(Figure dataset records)
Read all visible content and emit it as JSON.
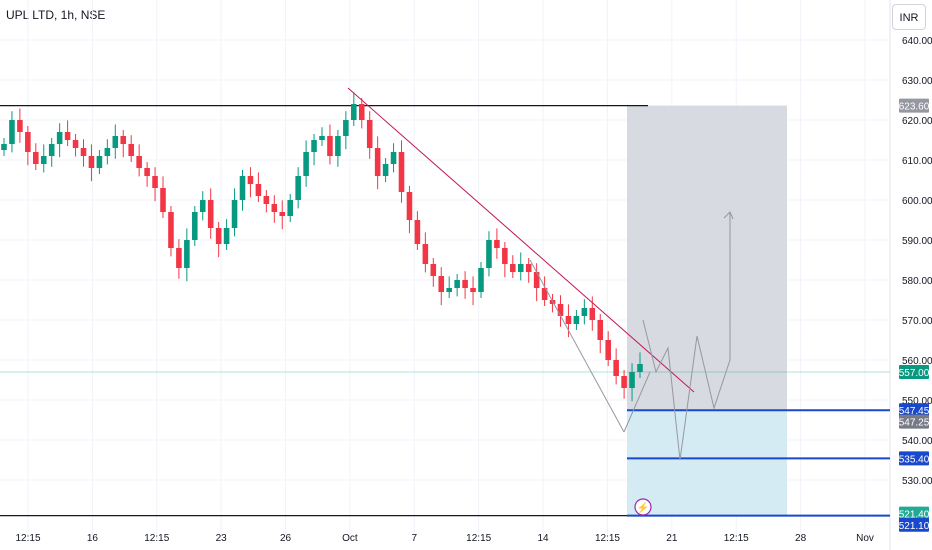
{
  "header": {
    "title": "UPL LTD, 1h, NSE",
    "currency": "INR"
  },
  "colors": {
    "up": "#089981",
    "down": "#f23645",
    "trendline": "#c2185b",
    "blue_line": "#1848cc",
    "stop_zone": "#cfe9f3",
    "target_zone": "#d1d4dc",
    "current_price": "#089981"
  },
  "chart_data": {
    "type": "candlestick",
    "title": "UPL LTD, 1h, NSE",
    "ylim": [
      515,
      645
    ],
    "y_ticks": [
      640,
      630,
      620,
      610,
      600,
      590,
      580,
      570,
      560,
      550,
      540,
      530
    ],
    "x_ticks": [
      "12:15",
      "16",
      "12:15",
      "23",
      "26",
      "Oct",
      "7",
      "12:15",
      "14",
      "12:15",
      "21",
      "12:15",
      "28",
      "Nov"
    ],
    "grid": true,
    "candle_path": [
      614,
      620,
      617,
      612,
      609,
      611,
      614,
      617,
      615,
      613,
      611,
      608,
      611,
      613,
      616,
      614,
      611,
      608,
      606,
      603,
      597,
      588,
      583,
      590,
      597,
      600,
      593,
      589,
      593,
      600,
      606,
      604,
      601,
      599,
      597,
      596,
      600,
      606,
      612,
      615,
      616,
      611,
      616,
      620,
      624,
      620,
      613,
      606,
      609,
      612,
      602,
      595,
      589,
      584,
      581,
      577,
      578,
      580,
      578,
      577,
      583,
      590,
      588,
      584,
      582,
      584,
      582,
      578,
      575,
      574,
      571,
      569,
      571,
      573,
      570,
      565,
      560,
      556,
      553,
      557,
      559
    ],
    "price_labels": [
      {
        "value": "623.60",
        "color": "#9598a1"
      },
      {
        "value": "557.00",
        "color": "#089981"
      },
      {
        "value": "547.45",
        "color": "#1848cc"
      },
      {
        "value": "547.25",
        "color": "#787b86"
      },
      {
        "value": "535.40",
        "color": "#1848cc"
      },
      {
        "value": "521.40",
        "color": "#22ab94"
      },
      {
        "value": "521.10",
        "color": "#1848cc"
      }
    ],
    "horizontal_levels": [
      623.6,
      521.1
    ],
    "blue_levels": [
      547.45,
      535.4,
      521.1
    ],
    "current_price": 557.0,
    "trendline": {
      "from": [
        0.0,
        628
      ],
      "to": [
        1.0,
        552
      ]
    },
    "projection_path": [
      570,
      557,
      563,
      535,
      566,
      548,
      560
    ]
  }
}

▸ **WRITTEN TASK**:
Repeat verbatim all the material, but not the pictures.

▸ **EXERCISE RESPONSE**:
Read all visible content and emit it as JSON.
{
  "header": {
    "title": "UPL LTD, 1h, NSE",
    "currency": "INR"
  },
  "colors": {
    "up": "#089981",
    "down": "#f23645",
    "trendline": "#c2185b",
    "blue_line": "#1848cc",
    "stop_zone": "#cfe9f3",
    "target_zone": "#d1d4dc",
    "current_price": "#089981"
  },
  "chart_data": {
    "type": "candlestick",
    "title": "UPL LTD, 1h, NSE",
    "ylim": [
      515,
      645
    ],
    "y_ticks": [
      640,
      630,
      620,
      610,
      600,
      590,
      580,
      570,
      560,
      550,
      540,
      530
    ],
    "x_ticks": [
      "12:15",
      "16",
      "12:15",
      "23",
      "26",
      "Oct",
      "7",
      "12:15",
      "14",
      "12:15",
      "21",
      "12:15",
      "28",
      "Nov"
    ],
    "grid": true,
    "candle_path": [
      614,
      620,
      617,
      612,
      609,
      611,
      614,
      617,
      615,
      613,
      611,
      608,
      611,
      613,
      616,
      614,
      611,
      608,
      606,
      603,
      597,
      588,
      583,
      590,
      597,
      600,
      593,
      589,
      593,
      600,
      606,
      604,
      601,
      599,
      597,
      596,
      600,
      606,
      612,
      615,
      616,
      611,
      616,
      620,
      624,
      620,
      613,
      606,
      609,
      612,
      602,
      595,
      589,
      584,
      581,
      577,
      578,
      580,
      578,
      577,
      583,
      590,
      588,
      584,
      582,
      584,
      582,
      578,
      575,
      574,
      571,
      569,
      571,
      573,
      570,
      565,
      560,
      556,
      553,
      557,
      559
    ],
    "price_labels": [
      {
        "value": "623.60",
        "color": "#9598a1"
      },
      {
        "value": "557.00",
        "color": "#089981"
      },
      {
        "value": "547.45",
        "color": "#1848cc"
      },
      {
        "value": "547.25",
        "color": "#787b86"
      },
      {
        "value": "535.40",
        "color": "#1848cc"
      },
      {
        "value": "521.40",
        "color": "#22ab94"
      },
      {
        "value": "521.10",
        "color": "#1848cc"
      }
    ],
    "horizontal_levels": [
      623.6,
      521.1
    ],
    "blue_levels": [
      547.45,
      535.4,
      521.1
    ],
    "current_price": 557.0,
    "trendline": {
      "from": [
        0.0,
        628
      ],
      "to": [
        1.0,
        552
      ]
    },
    "projection_path": [
      570,
      557,
      563,
      535,
      566,
      548,
      560
    ]
  }
}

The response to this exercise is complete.